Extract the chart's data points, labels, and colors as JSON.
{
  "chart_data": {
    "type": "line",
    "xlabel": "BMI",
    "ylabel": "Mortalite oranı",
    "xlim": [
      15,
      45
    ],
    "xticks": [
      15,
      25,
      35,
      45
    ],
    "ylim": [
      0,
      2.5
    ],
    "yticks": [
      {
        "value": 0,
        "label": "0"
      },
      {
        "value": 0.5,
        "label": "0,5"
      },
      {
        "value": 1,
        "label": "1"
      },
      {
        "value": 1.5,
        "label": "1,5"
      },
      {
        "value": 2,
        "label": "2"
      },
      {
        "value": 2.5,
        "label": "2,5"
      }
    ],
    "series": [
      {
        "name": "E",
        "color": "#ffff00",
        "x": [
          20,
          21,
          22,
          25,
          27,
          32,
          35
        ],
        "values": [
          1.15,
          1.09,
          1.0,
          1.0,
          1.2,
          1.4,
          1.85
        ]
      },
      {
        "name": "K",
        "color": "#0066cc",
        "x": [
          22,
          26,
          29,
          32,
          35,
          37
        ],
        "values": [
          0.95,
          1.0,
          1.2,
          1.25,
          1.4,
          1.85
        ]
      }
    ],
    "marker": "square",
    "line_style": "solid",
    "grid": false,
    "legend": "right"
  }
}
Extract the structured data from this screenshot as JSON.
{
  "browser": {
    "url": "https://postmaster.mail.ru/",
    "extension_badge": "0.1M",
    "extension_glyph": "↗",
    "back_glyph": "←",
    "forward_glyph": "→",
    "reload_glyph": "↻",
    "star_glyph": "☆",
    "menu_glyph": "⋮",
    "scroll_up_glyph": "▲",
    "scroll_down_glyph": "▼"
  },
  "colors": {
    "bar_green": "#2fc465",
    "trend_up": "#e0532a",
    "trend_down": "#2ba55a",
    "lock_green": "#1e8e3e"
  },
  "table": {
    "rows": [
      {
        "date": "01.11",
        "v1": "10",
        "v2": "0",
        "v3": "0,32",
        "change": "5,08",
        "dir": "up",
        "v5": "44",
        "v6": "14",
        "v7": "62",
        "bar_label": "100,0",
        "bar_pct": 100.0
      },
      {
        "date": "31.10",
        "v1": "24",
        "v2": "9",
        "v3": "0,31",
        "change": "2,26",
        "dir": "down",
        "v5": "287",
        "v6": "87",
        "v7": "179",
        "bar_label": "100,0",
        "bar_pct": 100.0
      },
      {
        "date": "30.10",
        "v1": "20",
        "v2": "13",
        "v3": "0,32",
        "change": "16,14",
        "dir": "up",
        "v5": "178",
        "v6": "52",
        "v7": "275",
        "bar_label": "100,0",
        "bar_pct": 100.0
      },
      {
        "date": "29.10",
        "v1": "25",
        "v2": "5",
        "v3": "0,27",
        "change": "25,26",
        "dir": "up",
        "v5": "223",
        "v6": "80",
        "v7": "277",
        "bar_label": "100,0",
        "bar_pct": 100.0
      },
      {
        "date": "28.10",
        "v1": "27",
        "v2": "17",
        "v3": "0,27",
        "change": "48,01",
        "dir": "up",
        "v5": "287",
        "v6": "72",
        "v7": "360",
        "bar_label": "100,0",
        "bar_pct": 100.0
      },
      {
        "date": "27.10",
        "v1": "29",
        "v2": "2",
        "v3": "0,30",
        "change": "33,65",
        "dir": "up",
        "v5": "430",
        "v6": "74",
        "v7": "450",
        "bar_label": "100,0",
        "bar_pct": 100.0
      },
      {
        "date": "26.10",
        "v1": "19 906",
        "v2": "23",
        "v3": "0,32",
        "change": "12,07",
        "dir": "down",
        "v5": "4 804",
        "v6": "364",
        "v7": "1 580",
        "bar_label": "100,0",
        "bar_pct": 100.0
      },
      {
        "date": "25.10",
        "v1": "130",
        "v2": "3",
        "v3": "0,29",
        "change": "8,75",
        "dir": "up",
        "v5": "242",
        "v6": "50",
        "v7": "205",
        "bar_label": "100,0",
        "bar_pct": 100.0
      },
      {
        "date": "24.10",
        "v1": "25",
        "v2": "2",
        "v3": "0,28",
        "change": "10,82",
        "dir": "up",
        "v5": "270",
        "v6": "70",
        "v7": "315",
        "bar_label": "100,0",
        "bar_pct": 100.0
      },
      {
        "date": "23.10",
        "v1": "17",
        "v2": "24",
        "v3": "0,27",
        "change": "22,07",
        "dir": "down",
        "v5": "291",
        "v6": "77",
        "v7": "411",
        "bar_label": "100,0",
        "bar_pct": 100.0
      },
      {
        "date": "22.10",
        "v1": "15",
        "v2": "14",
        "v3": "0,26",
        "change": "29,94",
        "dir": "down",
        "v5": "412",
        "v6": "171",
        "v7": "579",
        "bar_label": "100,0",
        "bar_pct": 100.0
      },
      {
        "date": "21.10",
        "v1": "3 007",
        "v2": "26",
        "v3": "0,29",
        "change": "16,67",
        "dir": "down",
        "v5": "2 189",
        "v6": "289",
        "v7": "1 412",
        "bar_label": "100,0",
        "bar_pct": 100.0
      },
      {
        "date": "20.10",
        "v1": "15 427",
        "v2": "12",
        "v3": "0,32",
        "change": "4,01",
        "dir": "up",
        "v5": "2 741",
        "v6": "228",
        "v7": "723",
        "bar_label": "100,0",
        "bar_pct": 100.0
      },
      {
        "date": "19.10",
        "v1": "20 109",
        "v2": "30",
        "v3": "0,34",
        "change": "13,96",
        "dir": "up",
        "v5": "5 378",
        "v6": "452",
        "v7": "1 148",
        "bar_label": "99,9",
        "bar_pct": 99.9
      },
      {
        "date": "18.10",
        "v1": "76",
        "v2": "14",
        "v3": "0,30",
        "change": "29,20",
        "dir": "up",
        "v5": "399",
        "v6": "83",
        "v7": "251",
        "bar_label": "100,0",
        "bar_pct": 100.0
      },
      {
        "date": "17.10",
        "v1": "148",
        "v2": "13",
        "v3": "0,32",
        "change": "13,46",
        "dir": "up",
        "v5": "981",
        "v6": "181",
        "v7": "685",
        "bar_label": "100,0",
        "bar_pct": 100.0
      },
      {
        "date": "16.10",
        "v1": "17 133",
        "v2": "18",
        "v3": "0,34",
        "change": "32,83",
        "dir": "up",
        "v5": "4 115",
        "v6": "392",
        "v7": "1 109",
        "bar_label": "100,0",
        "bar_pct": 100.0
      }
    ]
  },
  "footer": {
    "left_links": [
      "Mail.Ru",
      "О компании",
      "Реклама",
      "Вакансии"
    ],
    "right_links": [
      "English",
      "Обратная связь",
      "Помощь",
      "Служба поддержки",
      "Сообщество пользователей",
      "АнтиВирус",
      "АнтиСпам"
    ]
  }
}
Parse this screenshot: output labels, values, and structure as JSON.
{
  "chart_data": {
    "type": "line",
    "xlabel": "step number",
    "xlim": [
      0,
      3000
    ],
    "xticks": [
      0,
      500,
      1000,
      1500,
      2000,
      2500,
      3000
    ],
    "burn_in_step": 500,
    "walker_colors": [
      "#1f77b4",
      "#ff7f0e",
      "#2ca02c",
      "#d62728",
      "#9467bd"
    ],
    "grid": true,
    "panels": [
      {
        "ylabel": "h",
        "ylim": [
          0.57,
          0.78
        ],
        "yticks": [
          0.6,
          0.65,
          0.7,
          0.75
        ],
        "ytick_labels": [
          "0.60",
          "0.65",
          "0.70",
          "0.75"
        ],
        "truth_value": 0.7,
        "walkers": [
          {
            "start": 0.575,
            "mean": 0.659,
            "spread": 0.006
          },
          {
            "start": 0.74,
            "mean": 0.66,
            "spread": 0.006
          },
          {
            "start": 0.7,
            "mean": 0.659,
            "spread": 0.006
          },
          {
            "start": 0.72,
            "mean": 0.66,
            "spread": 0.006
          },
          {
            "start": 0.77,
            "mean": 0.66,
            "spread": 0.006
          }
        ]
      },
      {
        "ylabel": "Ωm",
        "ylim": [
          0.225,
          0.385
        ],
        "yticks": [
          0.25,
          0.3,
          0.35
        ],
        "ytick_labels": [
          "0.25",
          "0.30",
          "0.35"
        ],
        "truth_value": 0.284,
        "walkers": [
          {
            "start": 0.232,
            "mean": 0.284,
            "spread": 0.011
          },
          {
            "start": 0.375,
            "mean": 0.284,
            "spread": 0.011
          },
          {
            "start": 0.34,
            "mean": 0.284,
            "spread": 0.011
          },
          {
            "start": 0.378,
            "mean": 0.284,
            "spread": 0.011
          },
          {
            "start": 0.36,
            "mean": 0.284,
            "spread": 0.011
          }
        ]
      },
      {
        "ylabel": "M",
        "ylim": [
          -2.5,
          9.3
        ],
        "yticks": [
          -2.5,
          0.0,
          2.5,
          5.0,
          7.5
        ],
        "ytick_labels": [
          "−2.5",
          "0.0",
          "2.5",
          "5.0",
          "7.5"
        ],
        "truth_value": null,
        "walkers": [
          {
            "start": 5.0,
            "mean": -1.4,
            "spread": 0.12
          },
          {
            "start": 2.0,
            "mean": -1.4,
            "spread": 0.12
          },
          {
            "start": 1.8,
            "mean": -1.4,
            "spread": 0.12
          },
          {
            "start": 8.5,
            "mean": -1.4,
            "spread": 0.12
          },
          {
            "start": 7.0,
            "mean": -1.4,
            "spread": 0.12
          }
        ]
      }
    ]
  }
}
· · · ·
[Requirement]:
Return each line with "screenshot".

[Expected output]:
Extract the structured data from this screenshot as JSON.
Parse this screenshot: output labels, values, and structure as JSON.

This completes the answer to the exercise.